WHAT TO WORK ON. Track down every line below that holds "page" and copy it.
[Start RECORDS SHOWN]
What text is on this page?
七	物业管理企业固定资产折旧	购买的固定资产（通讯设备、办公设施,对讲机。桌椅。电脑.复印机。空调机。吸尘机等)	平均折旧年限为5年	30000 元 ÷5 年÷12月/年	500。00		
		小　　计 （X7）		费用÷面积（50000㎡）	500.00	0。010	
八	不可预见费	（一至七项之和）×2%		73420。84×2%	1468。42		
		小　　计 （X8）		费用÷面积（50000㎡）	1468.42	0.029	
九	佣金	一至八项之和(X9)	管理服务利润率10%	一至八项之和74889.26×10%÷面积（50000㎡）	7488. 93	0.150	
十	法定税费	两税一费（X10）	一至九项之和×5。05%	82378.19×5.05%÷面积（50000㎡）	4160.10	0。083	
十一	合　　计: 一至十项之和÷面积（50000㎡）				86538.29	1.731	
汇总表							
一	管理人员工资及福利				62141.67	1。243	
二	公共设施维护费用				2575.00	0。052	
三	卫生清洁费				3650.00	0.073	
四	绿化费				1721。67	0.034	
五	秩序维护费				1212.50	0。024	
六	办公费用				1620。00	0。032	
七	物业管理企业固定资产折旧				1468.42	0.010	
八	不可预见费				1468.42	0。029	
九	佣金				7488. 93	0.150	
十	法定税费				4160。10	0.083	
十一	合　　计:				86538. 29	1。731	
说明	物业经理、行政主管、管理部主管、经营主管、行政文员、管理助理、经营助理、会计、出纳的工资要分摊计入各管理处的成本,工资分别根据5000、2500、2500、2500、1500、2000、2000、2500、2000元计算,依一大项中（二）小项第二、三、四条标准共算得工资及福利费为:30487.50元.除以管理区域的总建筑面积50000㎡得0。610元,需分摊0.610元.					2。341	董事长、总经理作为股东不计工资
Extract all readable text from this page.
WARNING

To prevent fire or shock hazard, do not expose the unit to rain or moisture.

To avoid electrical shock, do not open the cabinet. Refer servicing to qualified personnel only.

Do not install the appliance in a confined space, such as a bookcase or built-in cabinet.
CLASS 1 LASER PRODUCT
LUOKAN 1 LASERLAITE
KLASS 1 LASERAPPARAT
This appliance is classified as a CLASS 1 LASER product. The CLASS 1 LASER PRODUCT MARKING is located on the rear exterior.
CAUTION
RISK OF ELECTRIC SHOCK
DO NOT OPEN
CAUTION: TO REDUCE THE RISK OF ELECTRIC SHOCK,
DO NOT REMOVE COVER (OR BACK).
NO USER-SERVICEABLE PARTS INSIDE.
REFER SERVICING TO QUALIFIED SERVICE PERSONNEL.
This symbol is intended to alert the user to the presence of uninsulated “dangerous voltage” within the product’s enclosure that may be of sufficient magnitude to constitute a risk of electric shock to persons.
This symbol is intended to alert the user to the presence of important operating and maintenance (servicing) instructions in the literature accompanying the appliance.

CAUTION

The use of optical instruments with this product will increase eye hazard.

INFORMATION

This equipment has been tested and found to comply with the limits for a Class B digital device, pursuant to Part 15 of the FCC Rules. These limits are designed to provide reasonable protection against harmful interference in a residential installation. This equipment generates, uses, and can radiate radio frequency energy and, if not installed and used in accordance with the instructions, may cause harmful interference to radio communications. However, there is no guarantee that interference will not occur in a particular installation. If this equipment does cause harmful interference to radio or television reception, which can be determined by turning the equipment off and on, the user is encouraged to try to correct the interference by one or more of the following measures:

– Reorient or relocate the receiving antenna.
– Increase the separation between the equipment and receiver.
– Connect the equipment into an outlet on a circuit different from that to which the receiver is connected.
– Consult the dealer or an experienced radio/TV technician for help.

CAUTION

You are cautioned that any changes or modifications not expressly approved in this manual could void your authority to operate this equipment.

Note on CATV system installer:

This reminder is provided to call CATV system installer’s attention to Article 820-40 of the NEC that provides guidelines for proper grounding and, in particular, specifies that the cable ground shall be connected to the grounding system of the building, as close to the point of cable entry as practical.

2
[End RECORDS SHOWN]
SOLUTION TO THE EXERCISE.
What text is on this page?
Extract all readable text from this page.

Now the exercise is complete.